STATED TASK: Edit the records below by replacing every "candle-body" with "candlestick-body" and keeping everything else unchanged. Leave the pictures out of your answer.

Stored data

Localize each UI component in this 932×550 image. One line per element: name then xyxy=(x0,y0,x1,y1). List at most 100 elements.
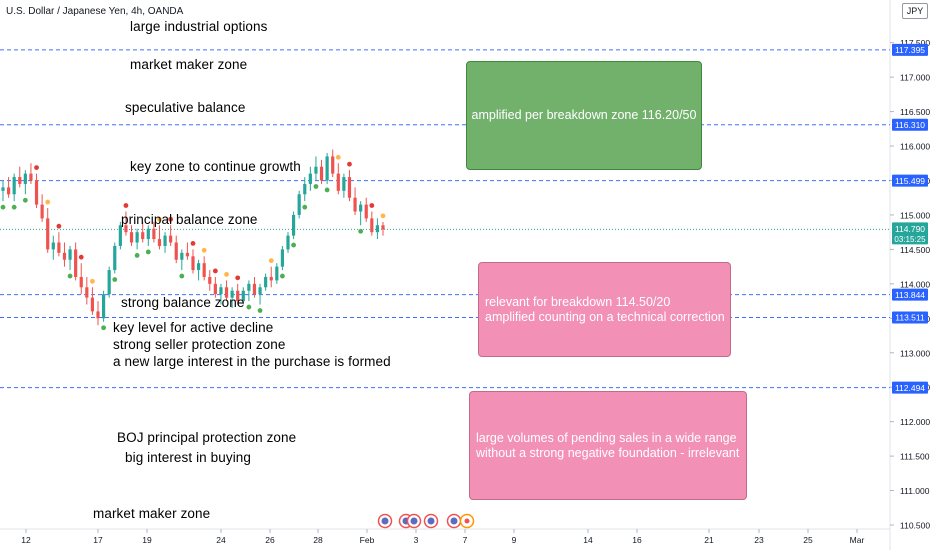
candle-body xyxy=(280,249,285,267)
candle-body xyxy=(90,297,95,312)
candle-body xyxy=(46,218,50,250)
candle-body xyxy=(364,204,368,219)
candle-body xyxy=(113,245,117,271)
candle-body xyxy=(314,166,318,174)
candle-body xyxy=(347,177,352,198)
candle-body xyxy=(57,242,61,253)
candle-body xyxy=(241,290,245,302)
x-tick-label: 3 xyxy=(414,535,419,545)
indicator-dot xyxy=(302,204,308,210)
candle-body xyxy=(174,242,178,260)
note-box-pending-sales[interactable]: large volumes of pending sales in a wide… xyxy=(469,391,747,500)
annotation-big-interest-buying: big interest in buying xyxy=(125,450,252,465)
indicator-dot xyxy=(134,253,140,258)
last-price-tag xyxy=(892,222,928,245)
candle-body xyxy=(29,173,33,181)
indicator-dot xyxy=(212,268,218,274)
candle-body xyxy=(275,266,279,281)
candle-body xyxy=(224,287,229,298)
indicator-dot xyxy=(45,199,51,205)
candle-body xyxy=(51,242,55,250)
candle-body xyxy=(12,177,16,195)
indicator-dot xyxy=(201,247,207,253)
candle-body xyxy=(135,232,139,243)
indicator-dot xyxy=(291,242,296,248)
candle-body xyxy=(247,283,251,291)
y-tick-label: 110.500 xyxy=(900,521,930,531)
us-flag-event-icon[interactable] xyxy=(446,513,462,529)
candle-body xyxy=(236,290,240,302)
y-tick-label: 117.000 xyxy=(900,73,930,83)
x-tick-label: 14 xyxy=(583,535,593,545)
candle-body xyxy=(286,235,290,250)
candle-body xyxy=(336,173,340,191)
candle-body xyxy=(79,276,83,288)
level-price-label: 117.395 xyxy=(895,45,925,55)
candle-body xyxy=(370,218,374,233)
indicator-dot xyxy=(34,165,39,171)
annotation-boj-protection: BOJ principal protection zone xyxy=(117,430,297,445)
y-tick-label: 112.000 xyxy=(900,417,930,427)
note-box-breakdown-zone[interactable]: amplified per breakdown zone 116.20/50 xyxy=(466,61,702,170)
indicator-dot xyxy=(358,228,364,234)
candle-body xyxy=(191,256,195,271)
note-box-text: large volumes of pending sales in a wide… xyxy=(476,430,737,445)
annotation-principal-balance-zone: principal balance zone xyxy=(121,212,258,227)
currency-button[interactable]: JPY xyxy=(902,3,928,19)
us-flag-event-icon[interactable] xyxy=(423,513,439,529)
level-price-tag xyxy=(892,311,928,324)
candle-body xyxy=(1,187,5,191)
y-tick-label: 111.500 xyxy=(900,452,930,462)
candle-body xyxy=(342,177,346,191)
candle-body xyxy=(23,173,27,184)
level-price-label: 112.494 xyxy=(895,383,925,393)
level-price-label: 116.310 xyxy=(895,120,925,130)
indicator-dot xyxy=(112,277,118,282)
candle-body xyxy=(141,232,145,240)
note-box-text: amplified counting on a technical correc… xyxy=(485,309,725,324)
level-price-tag xyxy=(892,381,928,394)
indicator-dot xyxy=(11,204,17,210)
x-tick-label: 23 xyxy=(754,535,764,545)
us-flag-event-icon[interactable] xyxy=(377,513,393,529)
candle-body xyxy=(264,276,268,288)
candle-body xyxy=(6,187,11,195)
y-tick-label: 114.500 xyxy=(900,245,930,255)
candle-body xyxy=(74,249,78,277)
indicator-dot xyxy=(380,213,386,219)
level-price-label: 115.499 xyxy=(895,176,925,186)
candle-body xyxy=(375,225,380,233)
x-tick-label: 28 xyxy=(313,535,323,545)
indicator-dot xyxy=(268,258,274,264)
x-tick-label: 7 xyxy=(463,535,468,545)
time-axis: 12 17 19 24 26 28 Feb 3 7 9 14 16 21 23 25 Mar xyxy=(21,529,864,545)
us-flag-event-icon[interactable] xyxy=(406,513,422,529)
candle-body xyxy=(291,214,296,236)
last-price-label: 114.790 xyxy=(895,224,925,234)
candle-body xyxy=(107,270,111,295)
candle-body xyxy=(146,228,150,240)
event-markers xyxy=(377,513,475,529)
indicator-dot xyxy=(78,254,84,260)
x-tick-label: 25 xyxy=(803,535,813,545)
candle-body xyxy=(359,204,363,212)
dividend-event-icon[interactable] xyxy=(459,513,475,529)
chart-title: U.S. Dollar / Japanese Yen, 4h, OANDA xyxy=(6,6,184,17)
indicator-dot xyxy=(347,161,352,167)
candle-body xyxy=(118,225,122,246)
annotation-strong-balance-zone: strong balance zone xyxy=(121,295,245,310)
candle-body xyxy=(325,156,329,181)
indicator-dot xyxy=(190,241,196,246)
indicator-dot xyxy=(101,325,106,331)
level-price-tag xyxy=(892,118,928,131)
candle-body xyxy=(308,173,312,184)
price-axis-labels: 117.395 116.310 115.499 113.844 113.511 112.4… xyxy=(892,43,928,394)
indicator-dot xyxy=(168,216,174,222)
note-box-technical-correction[interactable]: relevant for breakdown 114.50/20 amplifi… xyxy=(478,262,731,357)
candle-body xyxy=(18,177,22,184)
indicator-dot xyxy=(0,204,6,210)
candle-body xyxy=(129,232,134,243)
candle-body xyxy=(163,235,167,246)
indicator-dot xyxy=(123,203,129,208)
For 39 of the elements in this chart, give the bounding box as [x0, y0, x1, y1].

FULL OUTPUT:
Localize each UI component in this 932×550 image. One line per element: name then xyxy=(x0,y0,x1,y1). List at most 100 elements.
candlestick-body xyxy=(280,249,285,267)
candlestick-body xyxy=(90,297,95,312)
candlestick-body xyxy=(46,218,50,250)
candlestick-body xyxy=(364,204,368,219)
candlestick-body xyxy=(113,245,117,271)
candlestick-body xyxy=(314,166,318,174)
candlestick-body xyxy=(347,177,352,198)
candlestick-body xyxy=(57,242,61,253)
candlestick-body xyxy=(241,290,245,302)
x-tick-label: 3 xyxy=(414,535,419,545)
indicator-dot xyxy=(302,204,308,210)
candlestick-body xyxy=(174,242,178,260)
note-box-pending-sales[interactable]: large volumes of pending sales in a wide… xyxy=(469,391,747,500)
annotation-big-interest-buying: big interest in buying xyxy=(125,450,252,465)
indicator-dot xyxy=(134,253,140,258)
last-price-tag xyxy=(892,222,928,245)
candlestick-body xyxy=(29,173,33,181)
indicator-dot xyxy=(212,268,218,274)
candlestick-body xyxy=(275,266,279,281)
candlestick-body xyxy=(224,287,229,298)
indicator-dot xyxy=(45,199,51,205)
candlestick-body xyxy=(51,242,55,250)
candlestick-body xyxy=(12,177,16,195)
indicator-dot xyxy=(201,247,207,253)
candlestick-body xyxy=(135,232,139,243)
indicator-dot xyxy=(291,242,296,248)
candlestick-body xyxy=(247,283,251,291)
y-tick-label: 110.500 xyxy=(900,521,930,531)
us-flag-event-icon[interactable] xyxy=(446,513,462,529)
candlestick-body xyxy=(236,290,240,302)
y-tick-label: 117.000 xyxy=(900,73,930,83)
x-tick-label: 14 xyxy=(583,535,593,545)
candlestick-body xyxy=(286,235,290,250)
candlestick-body xyxy=(336,173,340,191)
candlestick-body xyxy=(79,276,83,288)
level-price-label: 117.395 xyxy=(895,45,925,55)
candlestick-body xyxy=(370,218,374,233)
indicator-dot xyxy=(34,165,39,171)
annotation-boj-protection: BOJ principal protection zone xyxy=(117,430,297,445)
y-tick-label: 112.000 xyxy=(900,417,930,427)
note-box-breakdown-zone[interactable]: amplified per breakdown zone 116.20/50 xyxy=(466,61,702,170)
indicator-dot xyxy=(358,228,364,234)
candlestick-body xyxy=(191,256,195,271)
note-box-text: large volumes of pending sales in a wide… xyxy=(476,430,737,445)
annotation-principal-balance-zone: principal balance zone xyxy=(121,212,258,227)
currency-button[interactable]: JPY xyxy=(902,3,928,19)
us-flag-event-icon[interactable] xyxy=(423,513,439,529)
level-price-tag xyxy=(892,311,928,324)
candlestick-body xyxy=(1,187,5,191)
y-tick-label: 111.500 xyxy=(900,452,930,462)
candlestick-body xyxy=(342,177,346,191)
candlestick-body xyxy=(23,173,27,184)
level-price-label: 112.494 xyxy=(895,383,925,393)
level-price-label: 116.310 xyxy=(895,120,925,130)
indicator-dot xyxy=(112,277,118,282)
candlestick-body xyxy=(141,232,145,240)
note-box-text: amplified counting on a technical correc… xyxy=(485,309,725,324)
level-price-tag xyxy=(892,381,928,394)
indicator-dot xyxy=(11,204,17,210)
x-tick-label: 23 xyxy=(754,535,764,545)
us-flag-event-icon[interactable] xyxy=(377,513,393,529)
candlestick-body xyxy=(264,276,268,288)
candlestick-body xyxy=(6,187,11,195)
y-tick-label: 114.500 xyxy=(900,245,930,255)
candlestick-body xyxy=(74,249,78,277)
indicator-dot xyxy=(380,213,386,219)
level-price-label: 115.499 xyxy=(895,176,925,186)
candlestick-body xyxy=(375,225,380,233)
x-tick-label: 28 xyxy=(313,535,323,545)
indicator-dot xyxy=(268,258,274,264)
x-tick-label: 7 xyxy=(463,535,468,545)
time-axis: 12 17 19 24 26 28 Feb 3 7 9 14 16 21 23 25 Mar xyxy=(21,529,864,545)
us-flag-event-icon[interactable] xyxy=(406,513,422,529)
candlestick-body xyxy=(291,214,296,236)
last-price-label: 114.790 xyxy=(895,224,925,234)
candlestick-body xyxy=(107,270,111,295)
candlestick-body xyxy=(146,228,150,240)
event-markers xyxy=(377,513,475,529)
indicator-dot xyxy=(78,254,84,260)
x-tick-label: 25 xyxy=(803,535,813,545)
candlestick-body xyxy=(359,204,363,212)
dividend-event-icon[interactable] xyxy=(459,513,475,529)
chart-title: U.S. Dollar / Japanese Yen, 4h, OANDA xyxy=(6,6,184,17)
indicator-dot xyxy=(347,161,352,167)
candlestick-body xyxy=(118,225,122,246)
annotation-strong-balance-zone: strong balance zone xyxy=(121,295,245,310)
candlestick-body xyxy=(325,156,329,181)
indicator-dot xyxy=(190,241,196,246)
indicator-dot xyxy=(101,325,106,331)
level-price-tag xyxy=(892,118,928,131)
candlestick-body xyxy=(308,173,312,184)
price-axis-labels: 117.395 116.310 115.499 113.844 113.511 112.4… xyxy=(892,43,928,394)
indicator-dot xyxy=(168,216,174,222)
note-box-technical-correction[interactable]: relevant for breakdown 114.50/20 amplifi… xyxy=(478,262,731,357)
candlestick-body xyxy=(18,177,22,184)
indicator-dot xyxy=(0,204,6,210)
candlestick-body xyxy=(129,232,134,243)
candlestick-body xyxy=(163,235,167,246)
indicator-dot xyxy=(123,203,129,208)
For 39 of the elements in this chart, give the bounding box as [x0, y0, x1, y1].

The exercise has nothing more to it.